* Task brief: Print every line of the listing exactly, please.

Recorded data
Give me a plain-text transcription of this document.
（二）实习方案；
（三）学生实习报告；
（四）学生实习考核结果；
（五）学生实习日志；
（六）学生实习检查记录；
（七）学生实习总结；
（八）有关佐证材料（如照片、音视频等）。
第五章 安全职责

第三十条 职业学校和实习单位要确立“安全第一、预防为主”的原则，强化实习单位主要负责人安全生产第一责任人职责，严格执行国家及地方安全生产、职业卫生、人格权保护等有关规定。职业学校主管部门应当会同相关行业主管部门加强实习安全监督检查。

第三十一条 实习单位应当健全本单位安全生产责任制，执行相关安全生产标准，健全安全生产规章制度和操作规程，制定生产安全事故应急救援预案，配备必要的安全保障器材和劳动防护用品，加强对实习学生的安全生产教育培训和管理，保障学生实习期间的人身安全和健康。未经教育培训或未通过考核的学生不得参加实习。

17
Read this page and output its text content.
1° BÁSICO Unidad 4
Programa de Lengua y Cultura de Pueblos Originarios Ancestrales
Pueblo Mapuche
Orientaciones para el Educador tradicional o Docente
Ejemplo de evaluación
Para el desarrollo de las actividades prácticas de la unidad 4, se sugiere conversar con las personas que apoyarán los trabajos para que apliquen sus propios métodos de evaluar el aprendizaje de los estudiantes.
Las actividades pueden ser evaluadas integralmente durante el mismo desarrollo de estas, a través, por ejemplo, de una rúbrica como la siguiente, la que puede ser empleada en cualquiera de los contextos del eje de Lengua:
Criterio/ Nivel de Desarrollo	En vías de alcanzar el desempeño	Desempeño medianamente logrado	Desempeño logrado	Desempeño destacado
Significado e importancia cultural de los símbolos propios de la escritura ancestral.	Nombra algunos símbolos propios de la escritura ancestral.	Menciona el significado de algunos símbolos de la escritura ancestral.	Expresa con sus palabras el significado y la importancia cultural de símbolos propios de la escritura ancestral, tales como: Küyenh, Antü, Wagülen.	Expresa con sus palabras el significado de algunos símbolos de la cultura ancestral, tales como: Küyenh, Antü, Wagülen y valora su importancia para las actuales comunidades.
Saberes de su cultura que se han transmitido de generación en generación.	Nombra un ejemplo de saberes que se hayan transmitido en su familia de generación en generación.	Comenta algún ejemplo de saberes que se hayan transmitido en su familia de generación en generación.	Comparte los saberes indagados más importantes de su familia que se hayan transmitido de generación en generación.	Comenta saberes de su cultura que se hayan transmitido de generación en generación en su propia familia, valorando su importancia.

* Written response:
Give me a plain-text transcription of this document.
（二）实习方案；
（三）学生实习报告；
（四）学生实习考核结果；
（五）学生实习日志；
（六）学生实习检查记录；
（七）学生实习总结；
（八）有关佐证材料（如照片、音视频等）。
第五章 安全职责

第三十条 职业学校和实习单位要确立“安全第一、预防为主”的原则，强化实习单位主要负责人安全生产第一责任人职责，严格执行国家及地方安全生产、职业卫生、人格权保护等有关规定。职业学校主管部门应当会同相关行业主管部门加强实习安全监督检查。

第三十一条 实习单位应当健全本单位安全生产责任制，执行相关安全生产标准，健全安全生产规章制度和操作规程，制定生产安全事故应急救援预案，配备必要的安全保障器材和劳动防护用品，加强对实习学生的安全生产教育培训和管理，保障学生实习期间的人身安全和健康。未经教育培训或未通过考核的学生不得参加实习。

17
Read this page and output its text content.
1° BÁSICO Unidad 4
Programa de Lengua y Cultura de Pueblos Originarios Ancestrales
Pueblo Mapuche
Orientaciones para el Educador tradicional o Docente
Ejemplo de evaluación
Para el desarrollo de las actividades prácticas de la unidad 4, se sugiere conversar con las personas que apoyarán los trabajos para que apliquen sus propios métodos de evaluar el aprendizaje de los estudiantes.
Las actividades pueden ser evaluadas integralmente durante el mismo desarrollo de estas, a través, por ejemplo, de una rúbrica como la siguiente, la que puede ser empleada en cualquiera de los contextos del eje de Lengua:
Criterio/ Nivel de Desarrollo	En vías de alcanzar el desempeño	Desempeño medianamente logrado	Desempeño logrado	Desempeño destacado
Significado e importancia cultural de los símbolos propios de la escritura ancestral.	Nombra algunos símbolos propios de la escritura ancestral.	Menciona el significado de algunos símbolos de la escritura ancestral.	Expresa con sus palabras el significado y la importancia cultural de símbolos propios de la escritura ancestral, tales como: Küyenh, Antü, Wagülen.	Expresa con sus palabras el significado de algunos símbolos de la cultura ancestral, tales como: Küyenh, Antü, Wagülen y valora su importancia para las actuales comunidades.
Saberes de su cultura que se han transmitido de generación en generación.	Nombra un ejemplo de saberes que se hayan transmitido en su familia de generación en generación.	Comenta algún ejemplo de saberes que se hayan transmitido en su familia de generación en generación.	Comparte los saberes indagados más importantes de su familia que se hayan transmitido de generación en generación.	Comenta saberes de su cultura que se hayan transmitido de generación en generación en su propia familia, valorando su importancia.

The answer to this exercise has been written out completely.